**What to do:**
Gather up the lines with the word "text" in them.

**Material for this task:**
____

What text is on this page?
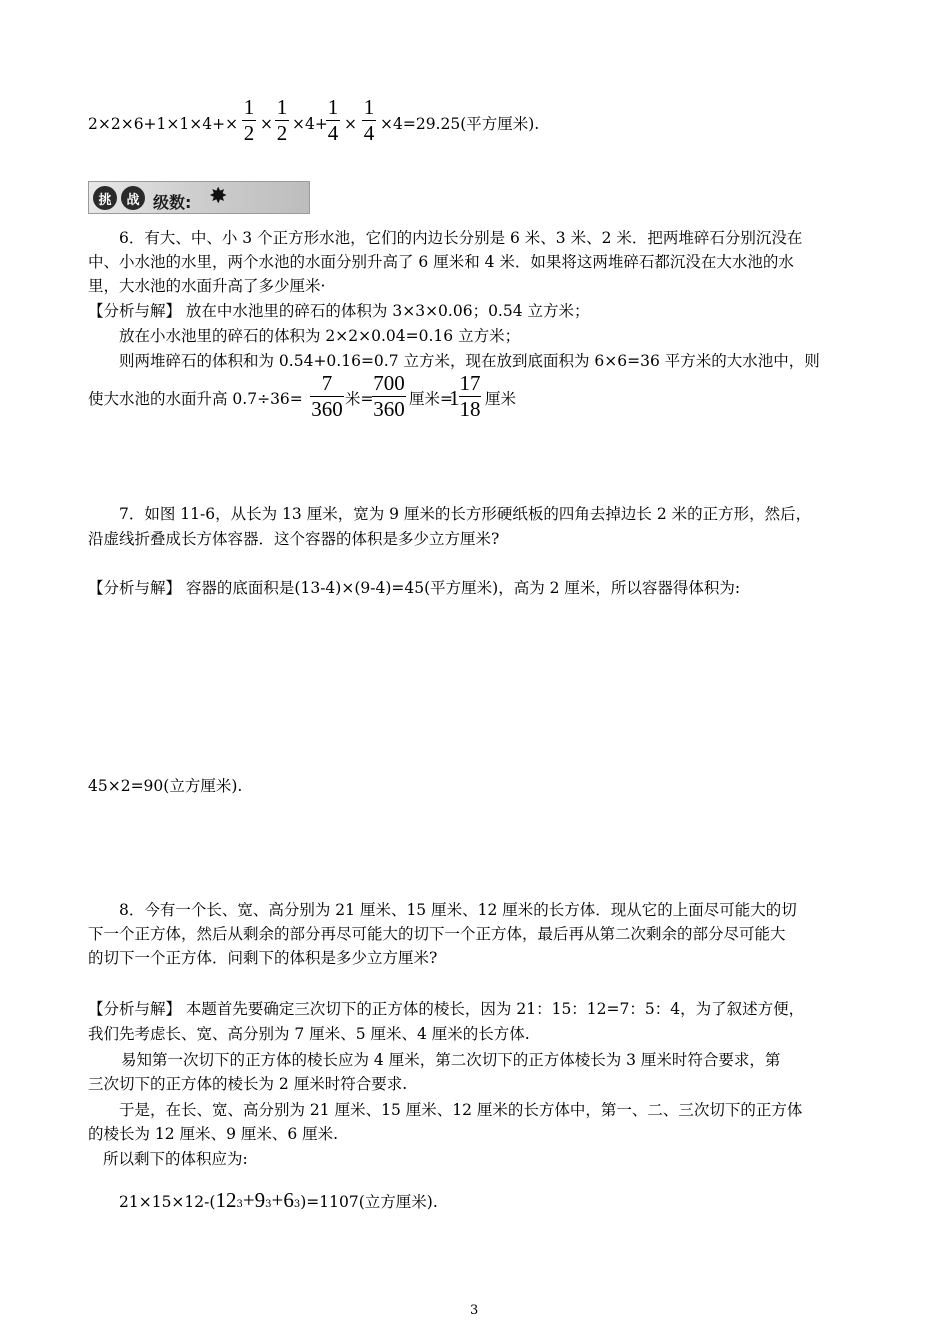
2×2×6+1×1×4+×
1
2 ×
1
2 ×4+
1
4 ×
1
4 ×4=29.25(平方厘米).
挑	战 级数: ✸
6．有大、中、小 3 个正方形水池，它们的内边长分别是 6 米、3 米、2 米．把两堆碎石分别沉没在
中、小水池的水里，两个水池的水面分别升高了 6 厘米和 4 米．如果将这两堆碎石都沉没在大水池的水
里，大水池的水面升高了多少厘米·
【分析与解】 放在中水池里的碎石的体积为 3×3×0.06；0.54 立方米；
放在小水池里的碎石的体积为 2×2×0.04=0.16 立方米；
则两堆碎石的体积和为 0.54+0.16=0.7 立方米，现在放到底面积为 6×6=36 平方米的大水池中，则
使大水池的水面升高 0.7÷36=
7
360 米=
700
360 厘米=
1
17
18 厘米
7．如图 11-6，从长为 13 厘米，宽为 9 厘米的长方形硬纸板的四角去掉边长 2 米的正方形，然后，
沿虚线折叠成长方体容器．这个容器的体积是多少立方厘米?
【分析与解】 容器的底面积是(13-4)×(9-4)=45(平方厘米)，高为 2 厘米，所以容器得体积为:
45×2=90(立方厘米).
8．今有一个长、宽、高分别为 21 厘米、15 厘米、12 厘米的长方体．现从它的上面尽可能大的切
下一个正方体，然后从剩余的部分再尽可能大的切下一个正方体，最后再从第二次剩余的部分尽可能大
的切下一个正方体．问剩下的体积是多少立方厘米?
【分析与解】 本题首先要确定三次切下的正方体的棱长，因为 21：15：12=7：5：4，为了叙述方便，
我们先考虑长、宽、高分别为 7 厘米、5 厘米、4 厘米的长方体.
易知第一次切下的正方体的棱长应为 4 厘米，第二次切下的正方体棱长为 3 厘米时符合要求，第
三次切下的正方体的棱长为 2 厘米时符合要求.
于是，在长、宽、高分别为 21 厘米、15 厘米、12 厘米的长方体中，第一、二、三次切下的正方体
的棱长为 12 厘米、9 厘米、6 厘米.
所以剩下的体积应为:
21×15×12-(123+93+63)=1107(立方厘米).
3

____

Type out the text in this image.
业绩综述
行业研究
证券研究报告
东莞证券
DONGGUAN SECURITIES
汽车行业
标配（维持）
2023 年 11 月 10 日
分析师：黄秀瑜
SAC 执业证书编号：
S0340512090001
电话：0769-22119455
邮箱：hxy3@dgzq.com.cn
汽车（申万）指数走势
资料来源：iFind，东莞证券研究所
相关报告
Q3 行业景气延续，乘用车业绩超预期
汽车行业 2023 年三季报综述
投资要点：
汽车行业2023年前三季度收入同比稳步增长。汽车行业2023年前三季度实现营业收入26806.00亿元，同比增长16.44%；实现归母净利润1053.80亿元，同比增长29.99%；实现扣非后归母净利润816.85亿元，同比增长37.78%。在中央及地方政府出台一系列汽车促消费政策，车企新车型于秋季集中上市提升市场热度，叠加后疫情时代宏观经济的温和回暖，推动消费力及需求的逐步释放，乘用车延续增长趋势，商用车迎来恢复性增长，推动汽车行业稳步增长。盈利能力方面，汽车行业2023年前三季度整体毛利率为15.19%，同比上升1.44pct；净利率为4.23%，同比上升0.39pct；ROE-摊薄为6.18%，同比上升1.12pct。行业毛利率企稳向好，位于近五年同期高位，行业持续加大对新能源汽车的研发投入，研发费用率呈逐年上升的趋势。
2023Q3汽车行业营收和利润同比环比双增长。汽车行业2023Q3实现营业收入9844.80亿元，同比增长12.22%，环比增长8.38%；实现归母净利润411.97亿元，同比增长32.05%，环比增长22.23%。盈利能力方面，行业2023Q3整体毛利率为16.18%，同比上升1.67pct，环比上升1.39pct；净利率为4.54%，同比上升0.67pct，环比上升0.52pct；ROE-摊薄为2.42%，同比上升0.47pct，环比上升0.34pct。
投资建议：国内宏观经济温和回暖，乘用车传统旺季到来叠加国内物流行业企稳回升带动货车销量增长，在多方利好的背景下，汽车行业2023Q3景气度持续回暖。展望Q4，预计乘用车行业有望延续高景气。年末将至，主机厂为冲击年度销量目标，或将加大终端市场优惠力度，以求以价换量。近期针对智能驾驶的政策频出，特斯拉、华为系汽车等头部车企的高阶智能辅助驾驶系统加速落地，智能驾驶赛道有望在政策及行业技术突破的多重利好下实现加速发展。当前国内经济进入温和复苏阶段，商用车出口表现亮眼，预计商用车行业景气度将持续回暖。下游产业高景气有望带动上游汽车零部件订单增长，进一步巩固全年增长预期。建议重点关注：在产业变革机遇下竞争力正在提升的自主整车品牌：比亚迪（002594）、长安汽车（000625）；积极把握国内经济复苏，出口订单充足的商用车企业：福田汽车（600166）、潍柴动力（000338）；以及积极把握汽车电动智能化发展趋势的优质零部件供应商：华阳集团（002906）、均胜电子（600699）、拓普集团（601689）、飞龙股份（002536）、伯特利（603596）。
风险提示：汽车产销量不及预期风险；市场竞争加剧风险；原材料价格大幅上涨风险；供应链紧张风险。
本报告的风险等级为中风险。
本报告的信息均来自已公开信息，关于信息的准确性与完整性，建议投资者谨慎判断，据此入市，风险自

____

**Result below:**
What text is on this page?
Type out the text in this image.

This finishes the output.